### EXERCISE
Go through the material and tally the lines containing the string "alispánja". Give the total alone.

★ ★ ★ ★ ★

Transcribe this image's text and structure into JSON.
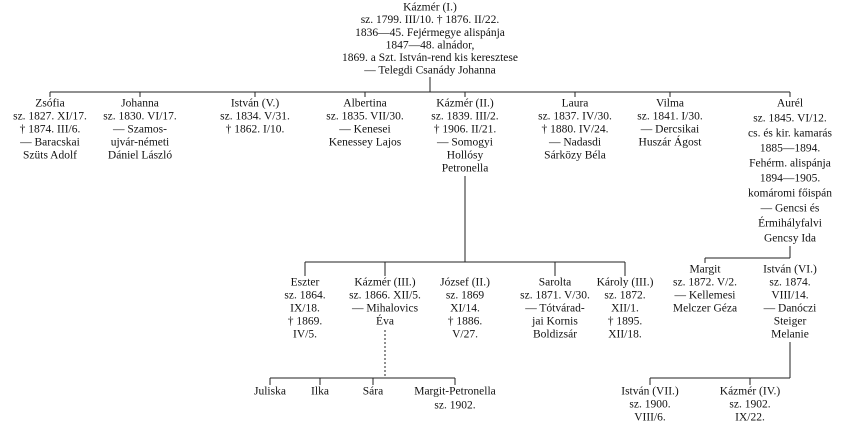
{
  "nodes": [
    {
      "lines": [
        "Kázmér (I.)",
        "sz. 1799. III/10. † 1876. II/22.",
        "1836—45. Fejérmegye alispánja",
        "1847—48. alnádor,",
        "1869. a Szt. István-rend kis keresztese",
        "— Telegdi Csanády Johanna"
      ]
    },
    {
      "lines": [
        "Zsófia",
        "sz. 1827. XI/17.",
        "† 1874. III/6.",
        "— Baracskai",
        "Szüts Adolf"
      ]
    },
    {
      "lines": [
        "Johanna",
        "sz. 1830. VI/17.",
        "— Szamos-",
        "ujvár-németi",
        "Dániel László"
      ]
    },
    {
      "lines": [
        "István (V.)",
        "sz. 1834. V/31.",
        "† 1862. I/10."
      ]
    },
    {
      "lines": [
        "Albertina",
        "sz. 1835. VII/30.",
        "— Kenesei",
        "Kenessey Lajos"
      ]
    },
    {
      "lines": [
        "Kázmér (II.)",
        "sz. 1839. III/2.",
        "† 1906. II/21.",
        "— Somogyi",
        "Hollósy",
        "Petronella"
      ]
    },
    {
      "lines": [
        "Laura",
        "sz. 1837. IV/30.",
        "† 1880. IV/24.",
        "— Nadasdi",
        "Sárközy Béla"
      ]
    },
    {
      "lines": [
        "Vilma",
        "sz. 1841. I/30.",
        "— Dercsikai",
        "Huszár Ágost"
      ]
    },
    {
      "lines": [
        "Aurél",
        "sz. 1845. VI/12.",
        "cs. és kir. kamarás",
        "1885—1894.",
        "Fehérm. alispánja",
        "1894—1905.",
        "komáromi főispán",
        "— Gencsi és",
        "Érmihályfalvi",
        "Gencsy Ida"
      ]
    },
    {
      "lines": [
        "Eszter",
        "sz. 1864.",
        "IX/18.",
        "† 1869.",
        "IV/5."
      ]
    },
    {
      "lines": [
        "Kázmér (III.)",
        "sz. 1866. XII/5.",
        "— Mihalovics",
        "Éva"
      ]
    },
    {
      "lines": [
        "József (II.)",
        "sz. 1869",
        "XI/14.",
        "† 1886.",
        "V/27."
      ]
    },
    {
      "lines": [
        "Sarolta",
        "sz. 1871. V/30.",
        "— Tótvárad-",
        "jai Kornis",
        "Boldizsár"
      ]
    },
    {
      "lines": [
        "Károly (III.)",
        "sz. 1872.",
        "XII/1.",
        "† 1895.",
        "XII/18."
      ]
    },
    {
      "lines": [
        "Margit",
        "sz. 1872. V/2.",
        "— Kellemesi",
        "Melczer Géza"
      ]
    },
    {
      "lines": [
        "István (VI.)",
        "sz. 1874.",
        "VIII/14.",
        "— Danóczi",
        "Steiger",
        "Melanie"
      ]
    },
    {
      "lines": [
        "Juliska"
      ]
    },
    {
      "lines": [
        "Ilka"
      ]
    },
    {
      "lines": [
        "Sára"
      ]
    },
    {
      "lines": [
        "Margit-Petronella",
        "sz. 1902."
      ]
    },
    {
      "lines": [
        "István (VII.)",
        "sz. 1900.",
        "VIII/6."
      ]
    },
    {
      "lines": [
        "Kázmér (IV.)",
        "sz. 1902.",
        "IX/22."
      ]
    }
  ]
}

★ ★ ★ ★ ★

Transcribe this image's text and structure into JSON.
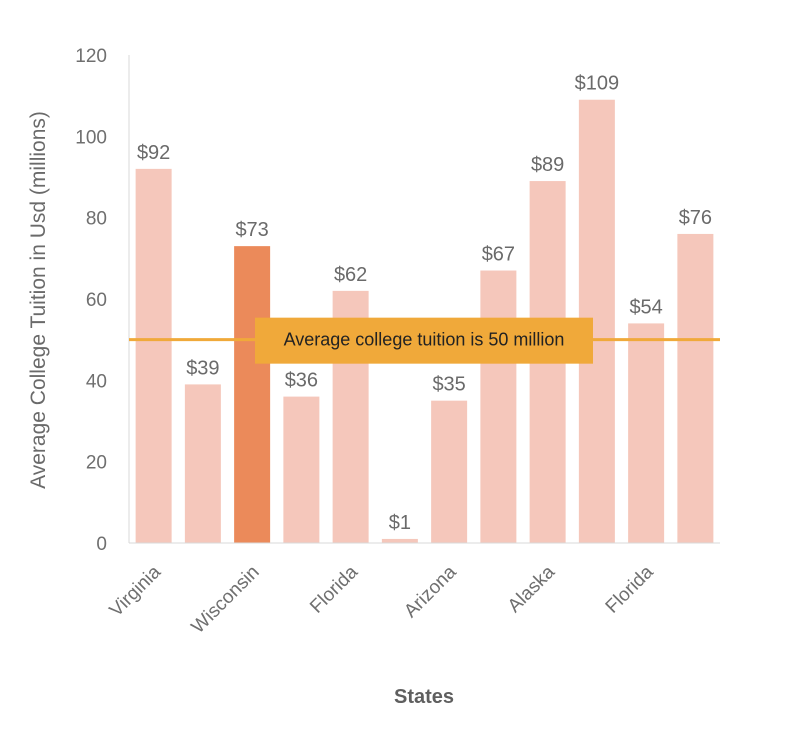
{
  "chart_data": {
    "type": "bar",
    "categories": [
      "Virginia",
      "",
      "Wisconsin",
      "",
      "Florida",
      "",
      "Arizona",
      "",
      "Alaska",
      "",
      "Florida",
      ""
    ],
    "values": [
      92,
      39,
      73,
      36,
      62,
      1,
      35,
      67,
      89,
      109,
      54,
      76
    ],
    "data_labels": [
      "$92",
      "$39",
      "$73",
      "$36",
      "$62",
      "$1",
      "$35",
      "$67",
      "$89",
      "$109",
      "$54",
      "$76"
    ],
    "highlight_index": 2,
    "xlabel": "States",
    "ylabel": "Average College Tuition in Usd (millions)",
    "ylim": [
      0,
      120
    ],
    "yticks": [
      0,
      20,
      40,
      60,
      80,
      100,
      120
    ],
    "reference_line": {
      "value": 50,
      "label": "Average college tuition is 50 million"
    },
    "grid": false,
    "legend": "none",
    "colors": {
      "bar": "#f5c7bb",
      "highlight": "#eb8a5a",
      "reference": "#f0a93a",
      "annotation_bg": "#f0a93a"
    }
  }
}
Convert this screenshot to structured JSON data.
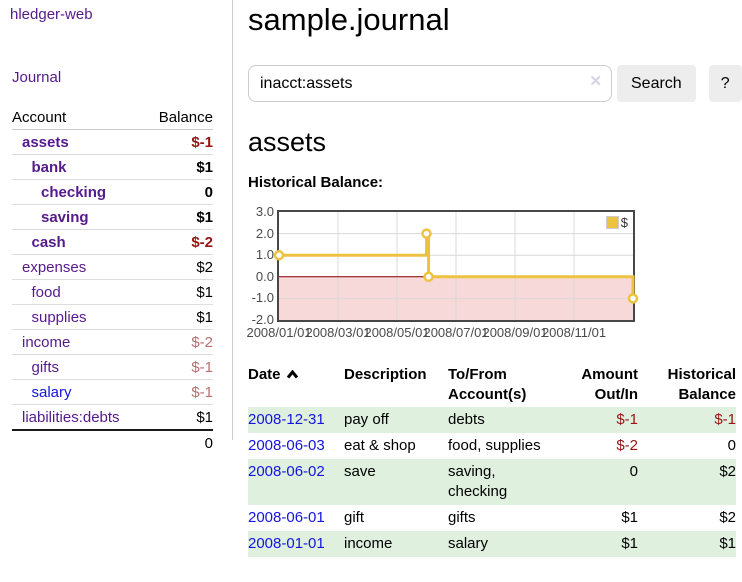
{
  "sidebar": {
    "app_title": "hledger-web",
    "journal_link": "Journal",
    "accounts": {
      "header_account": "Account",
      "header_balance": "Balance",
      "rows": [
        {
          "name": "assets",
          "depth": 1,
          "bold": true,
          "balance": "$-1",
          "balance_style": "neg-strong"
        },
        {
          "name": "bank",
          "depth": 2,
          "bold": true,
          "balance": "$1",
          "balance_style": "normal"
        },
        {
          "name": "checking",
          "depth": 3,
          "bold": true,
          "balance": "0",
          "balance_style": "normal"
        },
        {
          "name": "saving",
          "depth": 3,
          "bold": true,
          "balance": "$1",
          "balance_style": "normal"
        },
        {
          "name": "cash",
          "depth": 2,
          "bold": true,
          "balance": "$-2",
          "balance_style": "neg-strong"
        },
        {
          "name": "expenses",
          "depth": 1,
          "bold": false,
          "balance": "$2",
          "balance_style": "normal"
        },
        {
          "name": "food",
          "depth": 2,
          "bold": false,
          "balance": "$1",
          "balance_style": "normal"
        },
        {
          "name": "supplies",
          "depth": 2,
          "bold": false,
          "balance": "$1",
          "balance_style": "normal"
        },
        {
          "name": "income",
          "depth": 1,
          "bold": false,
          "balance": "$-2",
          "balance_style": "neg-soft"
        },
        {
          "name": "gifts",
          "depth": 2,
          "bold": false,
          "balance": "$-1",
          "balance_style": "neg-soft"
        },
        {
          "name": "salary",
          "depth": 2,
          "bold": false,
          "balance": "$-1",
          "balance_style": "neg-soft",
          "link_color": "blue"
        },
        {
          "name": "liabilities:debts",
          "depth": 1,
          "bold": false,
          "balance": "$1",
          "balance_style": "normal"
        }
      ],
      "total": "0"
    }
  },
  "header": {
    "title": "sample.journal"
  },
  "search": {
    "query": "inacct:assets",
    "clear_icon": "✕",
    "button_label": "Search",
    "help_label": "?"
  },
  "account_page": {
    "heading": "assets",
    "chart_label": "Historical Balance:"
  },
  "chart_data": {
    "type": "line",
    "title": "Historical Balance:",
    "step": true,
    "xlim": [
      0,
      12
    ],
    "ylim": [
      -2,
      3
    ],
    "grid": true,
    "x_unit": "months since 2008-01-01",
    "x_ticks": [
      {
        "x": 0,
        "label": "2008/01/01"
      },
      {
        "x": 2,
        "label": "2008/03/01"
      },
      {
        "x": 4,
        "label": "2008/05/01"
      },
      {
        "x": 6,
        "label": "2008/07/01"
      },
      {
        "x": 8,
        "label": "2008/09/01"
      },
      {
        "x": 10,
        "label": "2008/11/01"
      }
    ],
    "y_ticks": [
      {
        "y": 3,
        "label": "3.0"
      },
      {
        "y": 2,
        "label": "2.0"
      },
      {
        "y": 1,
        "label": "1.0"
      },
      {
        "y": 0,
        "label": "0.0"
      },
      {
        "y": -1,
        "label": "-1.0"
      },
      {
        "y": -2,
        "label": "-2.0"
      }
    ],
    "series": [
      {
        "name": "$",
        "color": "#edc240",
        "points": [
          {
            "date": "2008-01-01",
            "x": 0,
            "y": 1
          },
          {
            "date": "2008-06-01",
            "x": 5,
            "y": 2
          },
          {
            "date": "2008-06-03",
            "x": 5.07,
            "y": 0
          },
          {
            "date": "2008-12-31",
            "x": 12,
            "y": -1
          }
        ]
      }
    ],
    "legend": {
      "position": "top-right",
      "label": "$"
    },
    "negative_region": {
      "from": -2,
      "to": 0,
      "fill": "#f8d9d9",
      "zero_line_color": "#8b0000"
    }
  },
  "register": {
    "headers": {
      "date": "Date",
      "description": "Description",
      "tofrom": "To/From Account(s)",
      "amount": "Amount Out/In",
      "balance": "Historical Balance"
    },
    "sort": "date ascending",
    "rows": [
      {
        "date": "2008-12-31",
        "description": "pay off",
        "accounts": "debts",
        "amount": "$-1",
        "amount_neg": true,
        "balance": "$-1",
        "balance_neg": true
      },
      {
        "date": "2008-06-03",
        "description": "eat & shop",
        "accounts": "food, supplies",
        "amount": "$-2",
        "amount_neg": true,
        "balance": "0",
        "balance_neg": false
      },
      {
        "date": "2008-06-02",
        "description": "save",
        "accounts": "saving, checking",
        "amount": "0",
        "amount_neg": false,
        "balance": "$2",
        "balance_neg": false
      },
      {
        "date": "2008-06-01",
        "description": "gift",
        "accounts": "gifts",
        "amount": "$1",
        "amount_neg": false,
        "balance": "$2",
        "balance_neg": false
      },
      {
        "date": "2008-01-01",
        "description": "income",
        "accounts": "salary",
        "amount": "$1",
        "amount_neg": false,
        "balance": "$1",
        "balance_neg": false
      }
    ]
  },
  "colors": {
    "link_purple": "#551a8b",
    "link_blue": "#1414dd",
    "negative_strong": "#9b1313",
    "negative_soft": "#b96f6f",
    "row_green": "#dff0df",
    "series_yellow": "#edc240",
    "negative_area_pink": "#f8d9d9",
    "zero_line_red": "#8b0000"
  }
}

★ ★ ★ ★ ★

### ANSWER TO THIS EXERCISE
2